- Data in this exercise:
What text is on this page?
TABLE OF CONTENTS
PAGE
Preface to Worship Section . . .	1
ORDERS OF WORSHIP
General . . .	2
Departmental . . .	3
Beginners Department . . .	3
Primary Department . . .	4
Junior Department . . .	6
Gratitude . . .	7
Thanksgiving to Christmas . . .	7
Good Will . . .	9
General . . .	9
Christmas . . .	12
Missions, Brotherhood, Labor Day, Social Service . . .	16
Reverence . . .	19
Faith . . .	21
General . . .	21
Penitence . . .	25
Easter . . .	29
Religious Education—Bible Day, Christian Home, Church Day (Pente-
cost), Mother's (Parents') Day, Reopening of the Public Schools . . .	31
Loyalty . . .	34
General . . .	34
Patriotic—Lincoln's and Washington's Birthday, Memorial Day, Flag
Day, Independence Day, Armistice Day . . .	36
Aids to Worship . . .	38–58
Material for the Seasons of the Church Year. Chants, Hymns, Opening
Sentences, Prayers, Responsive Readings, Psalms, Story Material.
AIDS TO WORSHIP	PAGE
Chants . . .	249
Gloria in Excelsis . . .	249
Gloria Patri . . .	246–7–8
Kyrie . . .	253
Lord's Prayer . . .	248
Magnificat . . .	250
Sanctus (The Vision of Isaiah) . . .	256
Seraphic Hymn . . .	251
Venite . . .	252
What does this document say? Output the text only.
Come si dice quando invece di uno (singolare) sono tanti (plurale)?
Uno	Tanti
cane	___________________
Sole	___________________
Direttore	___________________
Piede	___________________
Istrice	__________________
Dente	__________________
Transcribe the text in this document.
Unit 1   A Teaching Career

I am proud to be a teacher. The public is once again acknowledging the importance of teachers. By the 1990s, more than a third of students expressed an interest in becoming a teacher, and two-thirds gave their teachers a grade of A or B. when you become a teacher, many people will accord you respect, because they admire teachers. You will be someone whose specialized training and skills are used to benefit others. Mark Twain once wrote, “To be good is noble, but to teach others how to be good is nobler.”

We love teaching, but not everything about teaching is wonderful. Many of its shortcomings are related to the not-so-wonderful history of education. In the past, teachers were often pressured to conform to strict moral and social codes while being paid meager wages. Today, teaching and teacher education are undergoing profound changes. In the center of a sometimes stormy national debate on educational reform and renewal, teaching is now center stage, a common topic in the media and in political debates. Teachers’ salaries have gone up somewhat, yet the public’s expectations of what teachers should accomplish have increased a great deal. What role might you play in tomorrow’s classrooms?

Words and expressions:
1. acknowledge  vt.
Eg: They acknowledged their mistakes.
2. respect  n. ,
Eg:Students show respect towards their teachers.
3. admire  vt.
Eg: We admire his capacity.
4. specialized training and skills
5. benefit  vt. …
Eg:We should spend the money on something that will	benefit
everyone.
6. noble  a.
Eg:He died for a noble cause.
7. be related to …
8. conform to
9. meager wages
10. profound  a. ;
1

- What the task requires:
Give the listing above again, word for word.

- Task result:
What text is on this page?
TABLE OF CONTENTS
PAGE
Preface to Worship Section . . .	1
ORDERS OF WORSHIP
General . . .	2
Departmental . . .	3
Beginners Department . . .	3
Primary Department . . .	4
Junior Department . . .	6
Gratitude . . .	7
Thanksgiving to Christmas . . .	7
Good Will . . .	9
General . . .	9
Christmas . . .	12
Missions, Brotherhood, Labor Day, Social Service . . .	16
Reverence . . .	19
Faith . . .	21
General . . .	21
Penitence . . .	25
Easter . . .	29
Religious Education—Bible Day, Christian Home, Church Day (Pente-
cost), Mother's (Parents') Day, Reopening of the Public Schools . . .	31
Loyalty . . .	34
General . . .	34
Patriotic—Lincoln's and Washington's Birthday, Memorial Day, Flag
Day, Independence Day, Armistice Day . . .	36
Aids to Worship . . .	38–58
Material for the Seasons of the Church Year. Chants, Hymns, Opening
Sentences, Prayers, Responsive Readings, Psalms, Story Material.
AIDS TO WORSHIP	PAGE
Chants . . .	249
Gloria in Excelsis . . .	249
Gloria Patri . . .	246–7–8
Kyrie . . .	253
Lord's Prayer . . .	248
Magnificat . . .	250
Sanctus (The Vision of Isaiah) . . .	256
Seraphic Hymn . . .	251
Venite . . .	252
What does this document say? Output the text only.
Come si dice quando invece di uno (singolare) sono tanti (plurale)?
Uno	Tanti
cane	___________________
Sole	___________________
Direttore	___________________
Piede	___________________
Istrice	__________________
Dente	__________________
Transcribe the text in this document.
Unit 1   A Teaching Career

I am proud to be a teacher. The public is once again acknowledging the importance of teachers. By the 1990s, more than a third of students expressed an interest in becoming a teacher, and two-thirds gave their teachers a grade of A or B. when you become a teacher, many people will accord you respect, because they admire teachers. You will be someone whose specialized training and skills are used to benefit others. Mark Twain once wrote, “To be good is noble, but to teach others how to be good is nobler.”

We love teaching, but not everything about teaching is wonderful. Many of its shortcomings are related to the not-so-wonderful history of education. In the past, teachers were often pressured to conform to strict moral and social codes while being paid meager wages. Today, teaching and teacher education are undergoing profound changes. In the center of a sometimes stormy national debate on educational reform and renewal, teaching is now center stage, a common topic in the media and in political debates. Teachers’ salaries have gone up somewhat, yet the public’s expectations of what teachers should accomplish have increased a great deal. What role might you play in tomorrow’s classrooms?

Words and expressions:
1. acknowledge  vt.
Eg: They acknowledged their mistakes.
2. respect  n. ,
Eg:Students show respect towards their teachers.
3. admire  vt.
Eg: We admire his capacity.
4. specialized training and skills
5. benefit  vt. …
Eg:We should spend the money on something that will	benefit
everyone.
6. noble  a.
Eg:He died for a noble cause.
7. be related to …
8. conform to
9. meager wages
10. profound  a. ;
1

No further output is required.